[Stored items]
◇ ◇ ◇ ◇

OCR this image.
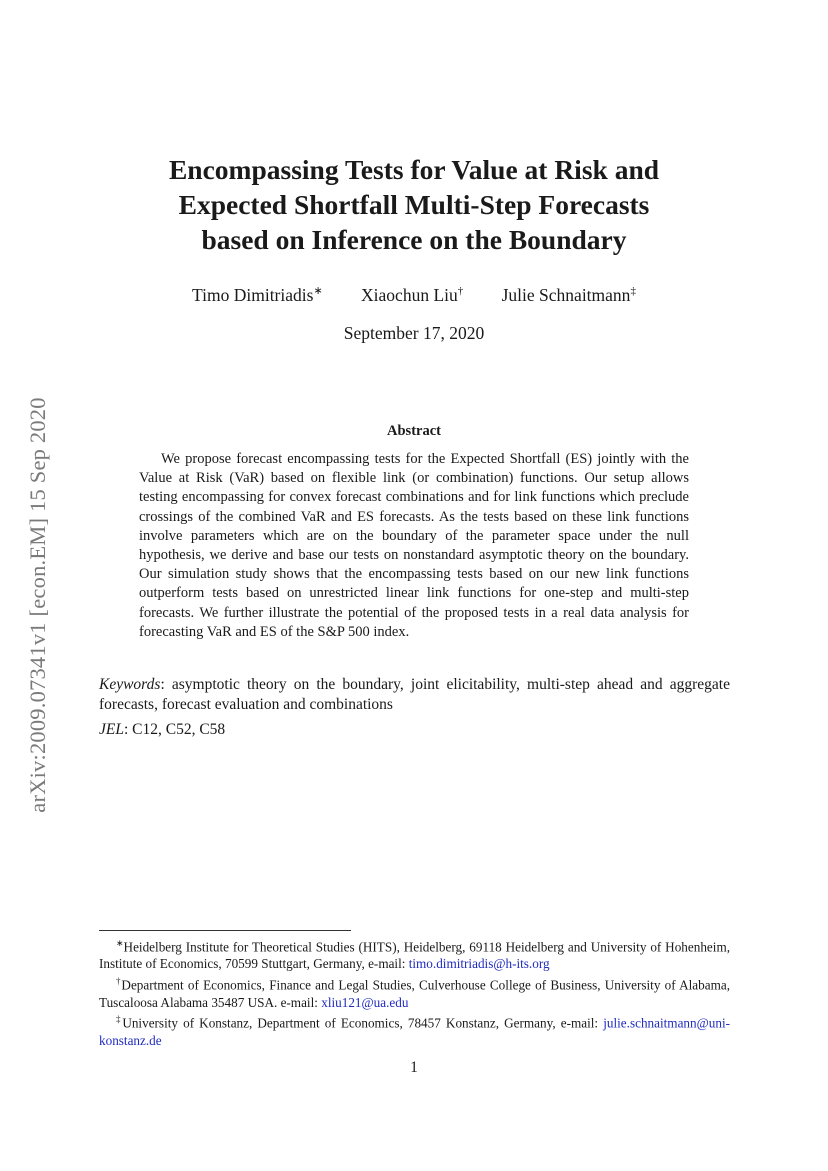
arXiv:2009.07341v1 [econ.EM] 15 Sep 2020
Encompassing Tests for Value at Risk and
Expected Shortfall Multi-Step Forecasts
based on Inference on the Boundary
Timo Dimitriadis∗ Xiaochun Liu† Julie Schnaitmann‡
September 17, 2020
Abstract
We propose forecast encompassing tests for the Expected Shortfall (ES) jointly with the Value at Risk (VaR) based on flexible link (or combination) functions. Our setup allows testing encompassing for convex forecast combinations and for link functions which preclude crossings of the combined VaR and ES forecasts. As the tests based on these link functions involve parameters which are on the boundary of the parameter space under the null hypothesis, we derive and base our tests on nonstandard asymptotic theory on the boundary. Our simulation study shows that the encompassing tests based on our new link functions outperform tests based on unrestricted linear link functions for one-step and multi-step forecasts. We further illustrate the potential of the proposed tests in a real data analysis for forecasting VaR and ES of the S&P 500 index.
Keywords: asymptotic theory on the boundary, joint elicitability, multi-step ahead and aggregate forecasts, forecast evaluation and combinations
JEL: C12, C52, C58

∗Heidelberg Institute for Theoretical Studies (HITS), Heidelberg, 69118 Heidelberg and University of Hohenheim, Institute of Economics, 70599 Stuttgart, Germany, e-mail: timo.dimitriadis@h-its.org

†Department of Economics, Finance and Legal Studies, Culverhouse College of Business, University of Alabama, Tuscaloosa Alabama 35487 USA. e-mail: xliu121@ua.edu

‡University of Konstanz, Department of Economics, 78457 Konstanz, Germany, e-mail: julie.schnaitmann@uni-konstanz.de

1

◇ ◇ ◇ ◇

## What needs to be done:
Collect the lines of the records that include the string "mail".

## Written answer:
∗Heidelberg Institute for Theoretical Studies (HITS), Heidelberg, 69118 Heidelberg and University of Hohenheim, Institute of Economics, 70599 Stuttgart, Germany, e-mail: timo.dimitriadis@h-its.org
†Department of Economics, Finance and Legal Studies, Culverhouse College of Business, University of Alabama, Tuscaloosa Alabama 35487 USA. e-mail: xliu121@ua.edu
‡University of Konstanz, Department of Economics, 78457 Konstanz, Germany, e-mail: julie.schnaitmann@uni-konstanz.de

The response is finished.